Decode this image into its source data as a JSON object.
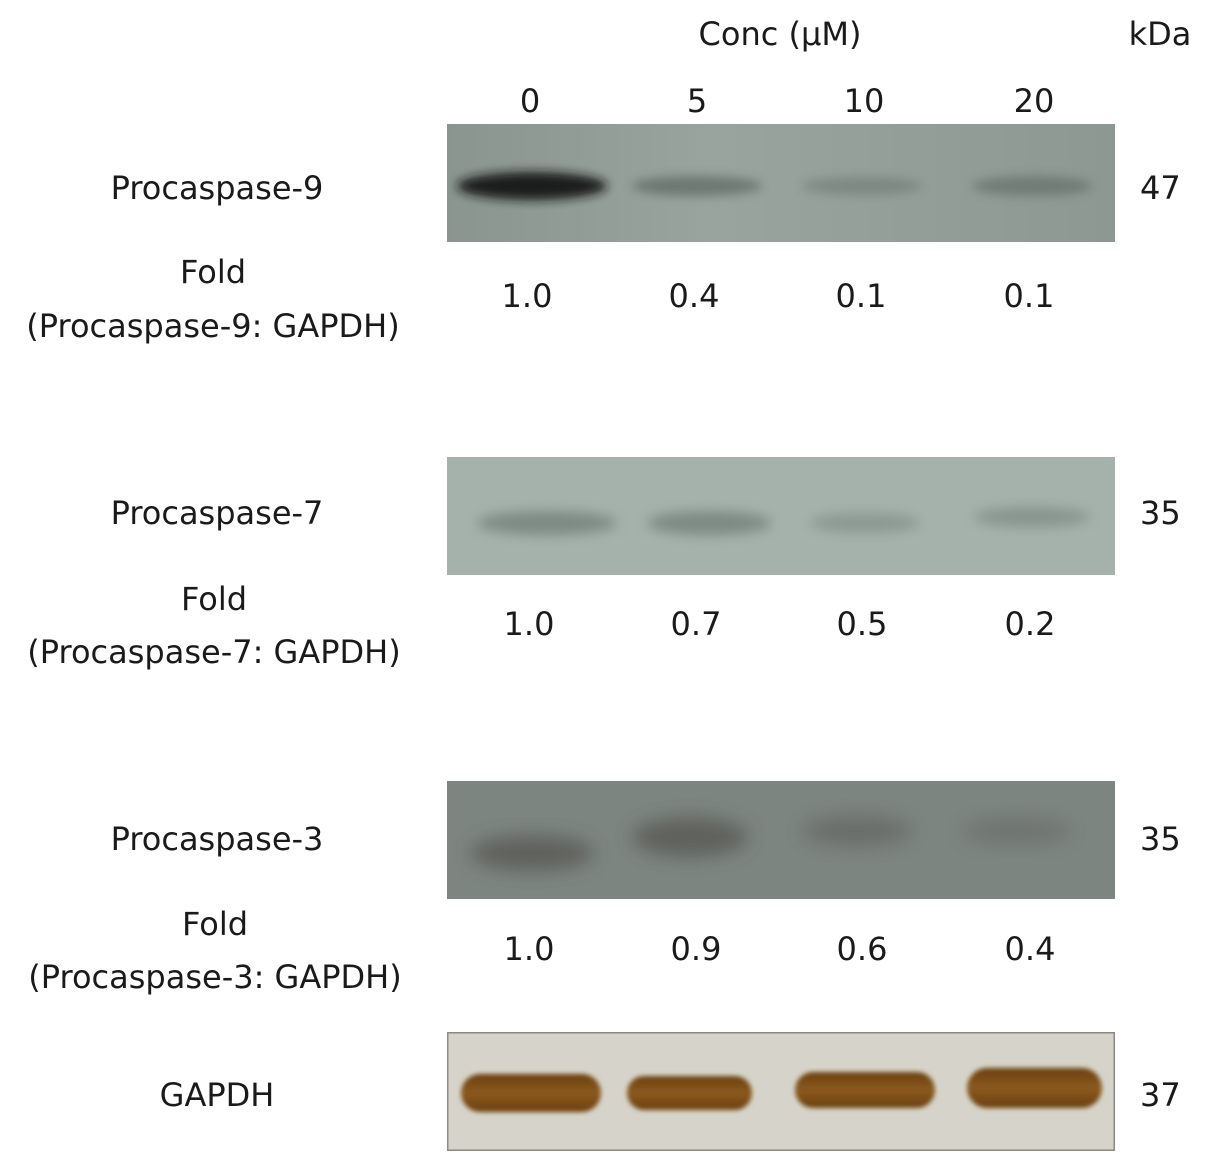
{
  "header": {
    "conc_label": "Conc (μM)",
    "kda_label": "kDa",
    "lanes": [
      "0",
      "5",
      "10",
      "20"
    ]
  },
  "panels": [
    {
      "name": "Procaspase-9",
      "fold_label": "Fold",
      "fold_sublabel": "(Procaspase-9: GAPDH)",
      "kda": "47",
      "fold_values": [
        "1.0",
        "0.4",
        "0.1",
        "0.1"
      ],
      "band_intensity": [
        1.0,
        0.4,
        0.1,
        0.1
      ]
    },
    {
      "name": "Procaspase-7",
      "fold_label": "Fold",
      "fold_sublabel": "(Procaspase-7: GAPDH)",
      "kda": "35",
      "fold_values": [
        "1.0",
        "0.7",
        "0.5",
        "0.2"
      ],
      "band_intensity": [
        1.0,
        0.7,
        0.5,
        0.2
      ]
    },
    {
      "name": "Procaspase-3",
      "fold_label": "Fold",
      "fold_sublabel": "(Procaspase-3: GAPDH)",
      "kda": "35",
      "fold_values": [
        "1.0",
        "0.9",
        "0.6",
        "0.4"
      ],
      "band_intensity": [
        1.0,
        0.9,
        0.6,
        0.4
      ]
    }
  ],
  "loading_control": {
    "name": "GAPDH",
    "kda": "37",
    "band_intensity": [
      1.0,
      1.0,
      1.0,
      1.0
    ]
  },
  "colors": {
    "blot_background_9": "#8f9a95",
    "blot_background_7": "#a3b0aa",
    "blot_background_3": "#7c8480",
    "blot_background_gapdh": "#d4d2c8",
    "gapdh_band": "#7a4a14"
  }
}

○ ○ ○ ○ ○ ○ ○

The data should be printed again unchanged; leave its pictures out.

Decode this image into its source data as a JSON object.
{
  "header": {
    "conc_label": "Conc (μM)",
    "kda_label": "kDa",
    "lanes": [
      "0",
      "5",
      "10",
      "20"
    ]
  },
  "panels": [
    {
      "name": "Procaspase-9",
      "fold_label": "Fold",
      "fold_sublabel": "(Procaspase-9: GAPDH)",
      "kda": "47",
      "fold_values": [
        "1.0",
        "0.4",
        "0.1",
        "0.1"
      ],
      "band_intensity": [
        1.0,
        0.4,
        0.1,
        0.1
      ]
    },
    {
      "name": "Procaspase-7",
      "fold_label": "Fold",
      "fold_sublabel": "(Procaspase-7: GAPDH)",
      "kda": "35",
      "fold_values": [
        "1.0",
        "0.7",
        "0.5",
        "0.2"
      ],
      "band_intensity": [
        1.0,
        0.7,
        0.5,
        0.2
      ]
    },
    {
      "name": "Procaspase-3",
      "fold_label": "Fold",
      "fold_sublabel": "(Procaspase-3: GAPDH)",
      "kda": "35",
      "fold_values": [
        "1.0",
        "0.9",
        "0.6",
        "0.4"
      ],
      "band_intensity": [
        1.0,
        0.9,
        0.6,
        0.4
      ]
    }
  ],
  "loading_control": {
    "name": "GAPDH",
    "kda": "37",
    "band_intensity": [
      1.0,
      1.0,
      1.0,
      1.0
    ]
  },
  "colors": {
    "blot_background_9": "#8f9a95",
    "blot_background_7": "#a3b0aa",
    "blot_background_3": "#7c8480",
    "blot_background_gapdh": "#d4d2c8",
    "gapdh_band": "#7a4a14"
  }
}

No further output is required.